In the entries below, find the lines with the word "комплексной" and copy them.

■ ■ ■ ■ ■

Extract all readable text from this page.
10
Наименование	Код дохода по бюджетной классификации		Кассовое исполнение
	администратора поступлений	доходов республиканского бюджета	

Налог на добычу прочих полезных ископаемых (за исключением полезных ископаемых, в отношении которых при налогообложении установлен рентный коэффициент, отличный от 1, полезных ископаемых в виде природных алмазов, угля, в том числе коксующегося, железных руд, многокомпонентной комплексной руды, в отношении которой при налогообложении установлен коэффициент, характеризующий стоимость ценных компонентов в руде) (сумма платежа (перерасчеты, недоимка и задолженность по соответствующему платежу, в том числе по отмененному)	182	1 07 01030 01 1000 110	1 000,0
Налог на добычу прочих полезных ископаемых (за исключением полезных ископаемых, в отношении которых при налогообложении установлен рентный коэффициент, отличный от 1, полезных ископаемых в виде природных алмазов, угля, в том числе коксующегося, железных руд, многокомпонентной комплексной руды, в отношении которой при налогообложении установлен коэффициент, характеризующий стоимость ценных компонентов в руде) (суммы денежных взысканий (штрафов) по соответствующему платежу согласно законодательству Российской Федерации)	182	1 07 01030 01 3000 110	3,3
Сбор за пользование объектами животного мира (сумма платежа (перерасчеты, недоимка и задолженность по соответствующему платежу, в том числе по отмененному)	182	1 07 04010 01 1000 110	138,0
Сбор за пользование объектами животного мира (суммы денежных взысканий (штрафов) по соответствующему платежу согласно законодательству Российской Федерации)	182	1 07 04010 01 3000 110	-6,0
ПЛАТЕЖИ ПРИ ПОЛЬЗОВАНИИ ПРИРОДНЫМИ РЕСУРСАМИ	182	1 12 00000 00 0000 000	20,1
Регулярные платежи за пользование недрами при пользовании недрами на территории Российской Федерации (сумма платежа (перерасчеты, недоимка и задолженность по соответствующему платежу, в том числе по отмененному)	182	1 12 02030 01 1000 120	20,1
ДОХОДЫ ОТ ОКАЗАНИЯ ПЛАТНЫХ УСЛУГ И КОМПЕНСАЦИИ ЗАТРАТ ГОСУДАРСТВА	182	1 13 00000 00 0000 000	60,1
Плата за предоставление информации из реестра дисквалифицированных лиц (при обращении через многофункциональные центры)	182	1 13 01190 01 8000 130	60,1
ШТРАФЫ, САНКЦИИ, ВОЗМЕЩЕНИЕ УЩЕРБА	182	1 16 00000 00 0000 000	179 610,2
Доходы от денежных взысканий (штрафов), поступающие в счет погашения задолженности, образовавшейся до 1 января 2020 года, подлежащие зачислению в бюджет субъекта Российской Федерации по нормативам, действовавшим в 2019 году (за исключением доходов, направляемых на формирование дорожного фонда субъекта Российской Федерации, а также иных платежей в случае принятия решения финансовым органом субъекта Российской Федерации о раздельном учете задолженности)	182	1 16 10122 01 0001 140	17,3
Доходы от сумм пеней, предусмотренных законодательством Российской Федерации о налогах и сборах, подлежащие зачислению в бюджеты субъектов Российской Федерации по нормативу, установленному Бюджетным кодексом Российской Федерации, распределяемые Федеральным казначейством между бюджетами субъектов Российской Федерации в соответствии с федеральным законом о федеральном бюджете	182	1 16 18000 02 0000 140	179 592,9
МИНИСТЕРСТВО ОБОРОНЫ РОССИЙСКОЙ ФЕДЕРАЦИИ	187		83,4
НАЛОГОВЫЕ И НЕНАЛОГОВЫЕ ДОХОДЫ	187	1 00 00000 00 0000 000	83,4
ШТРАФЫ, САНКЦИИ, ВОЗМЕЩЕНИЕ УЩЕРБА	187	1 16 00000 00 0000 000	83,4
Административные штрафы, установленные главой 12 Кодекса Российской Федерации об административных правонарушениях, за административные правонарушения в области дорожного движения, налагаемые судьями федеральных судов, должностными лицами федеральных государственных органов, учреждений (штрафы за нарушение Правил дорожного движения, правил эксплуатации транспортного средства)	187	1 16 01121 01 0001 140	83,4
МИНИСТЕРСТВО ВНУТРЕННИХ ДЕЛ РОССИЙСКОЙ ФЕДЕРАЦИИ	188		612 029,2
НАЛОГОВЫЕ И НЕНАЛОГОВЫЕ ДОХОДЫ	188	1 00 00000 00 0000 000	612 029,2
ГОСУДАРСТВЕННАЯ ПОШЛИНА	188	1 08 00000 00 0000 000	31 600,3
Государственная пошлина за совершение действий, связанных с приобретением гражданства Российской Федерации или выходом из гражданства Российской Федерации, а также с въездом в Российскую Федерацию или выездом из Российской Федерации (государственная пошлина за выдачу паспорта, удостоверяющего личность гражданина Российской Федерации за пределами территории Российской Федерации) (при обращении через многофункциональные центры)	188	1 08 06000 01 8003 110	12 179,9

■ ■ ■ ■ ■

◆ Written answer:
Налог на добычу прочих полезных ископаемых (за исключением полезных ископаемых, в отношении которых при налогообложении установлен рентный коэффициент, отличный от 1, полезных ископаемых в виде природных алмазов, угля, в том числе коксующегося, железных руд, многокомпонентной комплексной руды, в отношении которой при налогообложении установлен коэффициент, характеризующий стоимость ценных компонентов в руде) (сумма платежа (перерасчеты, недоимка и задолженность по соответствующему платежу, в том числе по отмененному)	182	1 07 01030 01 1000 110	1 000,0
Налог на добычу прочих полезных ископаемых (за исключением полезных ископаемых, в отношении которых при налогообложении установлен рентный коэффициент, отличный от 1, полезных ископаемых в виде природных алмазов, угля, в том числе коксующегося, железных руд, многокомпонентной комплексной руды, в отношении которой при налогообложении установлен коэффициент, характеризующий стоимость ценных компонентов в руде) (суммы денежных взысканий (штрафов) по соответствующему платежу согласно законодательству Российской Федерации)	182	1 07 01030 01 3000 110	3,3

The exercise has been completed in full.